▼
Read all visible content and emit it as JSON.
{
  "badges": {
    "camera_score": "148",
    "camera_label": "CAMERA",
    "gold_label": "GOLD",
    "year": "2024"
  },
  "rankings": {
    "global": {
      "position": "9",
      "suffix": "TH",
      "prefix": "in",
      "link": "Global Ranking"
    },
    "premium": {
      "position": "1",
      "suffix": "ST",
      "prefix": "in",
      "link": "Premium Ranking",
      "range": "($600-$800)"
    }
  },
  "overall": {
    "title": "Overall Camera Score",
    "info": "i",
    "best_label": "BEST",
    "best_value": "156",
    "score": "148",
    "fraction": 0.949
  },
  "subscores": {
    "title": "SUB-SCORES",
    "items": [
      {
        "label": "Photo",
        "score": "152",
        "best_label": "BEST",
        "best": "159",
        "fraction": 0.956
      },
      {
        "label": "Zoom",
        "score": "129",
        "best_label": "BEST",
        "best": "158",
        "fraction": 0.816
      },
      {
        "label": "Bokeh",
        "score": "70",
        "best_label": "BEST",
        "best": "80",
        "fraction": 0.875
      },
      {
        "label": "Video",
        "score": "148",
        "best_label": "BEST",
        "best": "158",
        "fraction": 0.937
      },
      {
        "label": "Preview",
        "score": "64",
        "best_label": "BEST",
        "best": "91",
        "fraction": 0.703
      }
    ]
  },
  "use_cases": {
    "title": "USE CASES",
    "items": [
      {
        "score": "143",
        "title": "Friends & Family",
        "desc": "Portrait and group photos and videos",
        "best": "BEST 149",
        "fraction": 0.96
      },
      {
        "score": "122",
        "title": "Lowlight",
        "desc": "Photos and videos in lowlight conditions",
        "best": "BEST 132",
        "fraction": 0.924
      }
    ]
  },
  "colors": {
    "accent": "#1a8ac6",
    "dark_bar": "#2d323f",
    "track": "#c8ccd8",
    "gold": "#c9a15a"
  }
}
▲
§ **WRITTEN EXERCISE**:
Restate the listing in full, word for word.

§ **RESULT**:
Read all visible content and emit it as JSON.
{
  "badges": {
    "camera_score": "148",
    "camera_label": "CAMERA",
    "gold_label": "GOLD",
    "year": "2024"
  },
  "rankings": {
    "global": {
      "position": "9",
      "suffix": "TH",
      "prefix": "in",
      "link": "Global Ranking"
    },
    "premium": {
      "position": "1",
      "suffix": "ST",
      "prefix": "in",
      "link": "Premium Ranking",
      "range": "($600-$800)"
    }
  },
  "overall": {
    "title": "Overall Camera Score",
    "info": "i",
    "best_label": "BEST",
    "best_value": "156",
    "score": "148",
    "fraction": 0.949
  },
  "subscores": {
    "title": "SUB-SCORES",
    "items": [
      {
        "label": "Photo",
        "score": "152",
        "best_label": "BEST",
        "best": "159",
        "fraction": 0.956
      },
      {
        "label": "Zoom",
        "score": "129",
        "best_label": "BEST",
        "best": "158",
        "fraction": 0.816
      },
      {
        "label": "Bokeh",
        "score": "70",
        "best_label": "BEST",
        "best": "80",
        "fraction": 0.875
      },
      {
        "label": "Video",
        "score": "148",
        "best_label": "BEST",
        "best": "158",
        "fraction": 0.937
      },
      {
        "label": "Preview",
        "score": "64",
        "best_label": "BEST",
        "best": "91",
        "fraction": 0.703
      }
    ]
  },
  "use_cases": {
    "title": "USE CASES",
    "items": [
      {
        "score": "143",
        "title": "Friends & Family",
        "desc": "Portrait and group photos and videos",
        "best": "BEST 149",
        "fraction": 0.96
      },
      {
        "score": "122",
        "title": "Lowlight",
        "desc": "Photos and videos in lowlight conditions",
        "best": "BEST 132",
        "fraction": 0.924
      }
    ]
  },
  "colors": {
    "accent": "#1a8ac6",
    "dark_bar": "#2d323f",
    "track": "#c8ccd8",
    "gold": "#c9a15a"
  }
}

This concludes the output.